Goal - Below is a set of records. Repeat all of them exactly.

Data supplied -
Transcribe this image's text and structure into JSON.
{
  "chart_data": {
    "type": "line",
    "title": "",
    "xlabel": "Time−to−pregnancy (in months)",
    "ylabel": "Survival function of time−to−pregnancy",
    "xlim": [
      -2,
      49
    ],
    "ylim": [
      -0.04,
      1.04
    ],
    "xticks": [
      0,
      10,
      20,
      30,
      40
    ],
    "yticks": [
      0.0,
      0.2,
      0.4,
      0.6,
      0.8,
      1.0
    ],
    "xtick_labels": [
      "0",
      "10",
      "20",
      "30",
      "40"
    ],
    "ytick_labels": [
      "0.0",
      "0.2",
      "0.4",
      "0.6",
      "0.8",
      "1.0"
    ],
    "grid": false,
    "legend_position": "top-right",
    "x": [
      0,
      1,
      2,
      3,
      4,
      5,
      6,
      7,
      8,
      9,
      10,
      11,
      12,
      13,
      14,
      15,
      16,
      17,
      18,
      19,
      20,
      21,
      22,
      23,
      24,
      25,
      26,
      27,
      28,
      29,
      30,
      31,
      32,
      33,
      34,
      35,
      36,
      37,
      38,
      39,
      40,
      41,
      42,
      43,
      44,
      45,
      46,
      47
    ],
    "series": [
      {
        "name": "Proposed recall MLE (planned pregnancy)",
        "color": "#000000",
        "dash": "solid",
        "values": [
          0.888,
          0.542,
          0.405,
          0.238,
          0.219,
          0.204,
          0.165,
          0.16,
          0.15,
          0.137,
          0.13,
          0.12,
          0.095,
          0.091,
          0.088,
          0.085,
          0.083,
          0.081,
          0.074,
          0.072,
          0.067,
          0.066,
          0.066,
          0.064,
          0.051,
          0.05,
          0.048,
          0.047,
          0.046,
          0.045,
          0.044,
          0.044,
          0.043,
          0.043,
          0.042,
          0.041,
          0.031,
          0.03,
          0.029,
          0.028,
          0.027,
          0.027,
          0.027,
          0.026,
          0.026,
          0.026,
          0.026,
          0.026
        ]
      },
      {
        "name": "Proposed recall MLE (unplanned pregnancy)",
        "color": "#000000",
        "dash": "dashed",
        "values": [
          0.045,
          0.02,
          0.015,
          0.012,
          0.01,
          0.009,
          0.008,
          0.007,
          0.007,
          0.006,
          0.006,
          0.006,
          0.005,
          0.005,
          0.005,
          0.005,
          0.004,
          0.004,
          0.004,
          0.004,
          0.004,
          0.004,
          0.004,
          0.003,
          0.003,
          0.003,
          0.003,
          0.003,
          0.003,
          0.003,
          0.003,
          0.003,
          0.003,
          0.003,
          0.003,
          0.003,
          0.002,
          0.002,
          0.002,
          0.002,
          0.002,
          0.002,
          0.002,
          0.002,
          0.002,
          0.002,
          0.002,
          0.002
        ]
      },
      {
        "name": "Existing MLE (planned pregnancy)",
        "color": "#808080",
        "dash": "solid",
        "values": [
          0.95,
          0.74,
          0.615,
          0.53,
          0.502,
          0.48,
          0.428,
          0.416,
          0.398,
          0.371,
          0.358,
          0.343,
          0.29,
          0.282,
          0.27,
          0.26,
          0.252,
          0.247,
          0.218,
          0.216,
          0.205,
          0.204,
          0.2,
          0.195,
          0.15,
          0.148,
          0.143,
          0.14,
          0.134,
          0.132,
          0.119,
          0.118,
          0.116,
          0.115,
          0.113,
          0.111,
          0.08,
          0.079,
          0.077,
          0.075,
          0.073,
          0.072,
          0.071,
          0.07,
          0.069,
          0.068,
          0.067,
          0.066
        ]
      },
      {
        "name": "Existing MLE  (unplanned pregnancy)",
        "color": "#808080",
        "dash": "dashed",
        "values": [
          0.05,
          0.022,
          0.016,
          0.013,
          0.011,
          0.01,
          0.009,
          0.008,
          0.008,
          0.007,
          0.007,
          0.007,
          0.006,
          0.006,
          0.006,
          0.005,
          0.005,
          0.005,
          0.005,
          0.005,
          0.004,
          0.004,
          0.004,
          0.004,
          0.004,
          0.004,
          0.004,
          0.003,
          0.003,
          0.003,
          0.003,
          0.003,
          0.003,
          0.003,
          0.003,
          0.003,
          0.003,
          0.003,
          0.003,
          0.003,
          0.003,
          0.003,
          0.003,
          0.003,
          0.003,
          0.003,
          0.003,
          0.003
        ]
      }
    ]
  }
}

Output of the task -
Transcribe this image's text and structure into JSON.
{
  "chart_data": {
    "type": "line",
    "title": "",
    "xlabel": "Time−to−pregnancy (in months)",
    "ylabel": "Survival function of time−to−pregnancy",
    "xlim": [
      -2,
      49
    ],
    "ylim": [
      -0.04,
      1.04
    ],
    "xticks": [
      0,
      10,
      20,
      30,
      40
    ],
    "yticks": [
      0.0,
      0.2,
      0.4,
      0.6,
      0.8,
      1.0
    ],
    "xtick_labels": [
      "0",
      "10",
      "20",
      "30",
      "40"
    ],
    "ytick_labels": [
      "0.0",
      "0.2",
      "0.4",
      "0.6",
      "0.8",
      "1.0"
    ],
    "grid": false,
    "legend_position": "top-right",
    "x": [
      0,
      1,
      2,
      3,
      4,
      5,
      6,
      7,
      8,
      9,
      10,
      11,
      12,
      13,
      14,
      15,
      16,
      17,
      18,
      19,
      20,
      21,
      22,
      23,
      24,
      25,
      26,
      27,
      28,
      29,
      30,
      31,
      32,
      33,
      34,
      35,
      36,
      37,
      38,
      39,
      40,
      41,
      42,
      43,
      44,
      45,
      46,
      47
    ],
    "series": [
      {
        "name": "Proposed recall MLE (planned pregnancy)",
        "color": "#000000",
        "dash": "solid",
        "values": [
          0.888,
          0.542,
          0.405,
          0.238,
          0.219,
          0.204,
          0.165,
          0.16,
          0.15,
          0.137,
          0.13,
          0.12,
          0.095,
          0.091,
          0.088,
          0.085,
          0.083,
          0.081,
          0.074,
          0.072,
          0.067,
          0.066,
          0.066,
          0.064,
          0.051,
          0.05,
          0.048,
          0.047,
          0.046,
          0.045,
          0.044,
          0.044,
          0.043,
          0.043,
          0.042,
          0.041,
          0.031,
          0.03,
          0.029,
          0.028,
          0.027,
          0.027,
          0.027,
          0.026,
          0.026,
          0.026,
          0.026,
          0.026
        ]
      },
      {
        "name": "Proposed recall MLE (unplanned pregnancy)",
        "color": "#000000",
        "dash": "dashed",
        "values": [
          0.045,
          0.02,
          0.015,
          0.012,
          0.01,
          0.009,
          0.008,
          0.007,
          0.007,
          0.006,
          0.006,
          0.006,
          0.005,
          0.005,
          0.005,
          0.005,
          0.004,
          0.004,
          0.004,
          0.004,
          0.004,
          0.004,
          0.004,
          0.003,
          0.003,
          0.003,
          0.003,
          0.003,
          0.003,
          0.003,
          0.003,
          0.003,
          0.003,
          0.003,
          0.003,
          0.003,
          0.002,
          0.002,
          0.002,
          0.002,
          0.002,
          0.002,
          0.002,
          0.002,
          0.002,
          0.002,
          0.002,
          0.002
        ]
      },
      {
        "name": "Existing MLE (planned pregnancy)",
        "color": "#808080",
        "dash": "solid",
        "values": [
          0.95,
          0.74,
          0.615,
          0.53,
          0.502,
          0.48,
          0.428,
          0.416,
          0.398,
          0.371,
          0.358,
          0.343,
          0.29,
          0.282,
          0.27,
          0.26,
          0.252,
          0.247,
          0.218,
          0.216,
          0.205,
          0.204,
          0.2,
          0.195,
          0.15,
          0.148,
          0.143,
          0.14,
          0.134,
          0.132,
          0.119,
          0.118,
          0.116,
          0.115,
          0.113,
          0.111,
          0.08,
          0.079,
          0.077,
          0.075,
          0.073,
          0.072,
          0.071,
          0.07,
          0.069,
          0.068,
          0.067,
          0.066
        ]
      },
      {
        "name": "Existing MLE  (unplanned pregnancy)",
        "color": "#808080",
        "dash": "dashed",
        "values": [
          0.05,
          0.022,
          0.016,
          0.013,
          0.011,
          0.01,
          0.009,
          0.008,
          0.008,
          0.007,
          0.007,
          0.007,
          0.006,
          0.006,
          0.006,
          0.005,
          0.005,
          0.005,
          0.005,
          0.005,
          0.004,
          0.004,
          0.004,
          0.004,
          0.004,
          0.004,
          0.004,
          0.003,
          0.003,
          0.003,
          0.003,
          0.003,
          0.003,
          0.003,
          0.003,
          0.003,
          0.003,
          0.003,
          0.003,
          0.003,
          0.003,
          0.003,
          0.003,
          0.003,
          0.003,
          0.003,
          0.003,
          0.003
        ]
      }
    ]
  }
}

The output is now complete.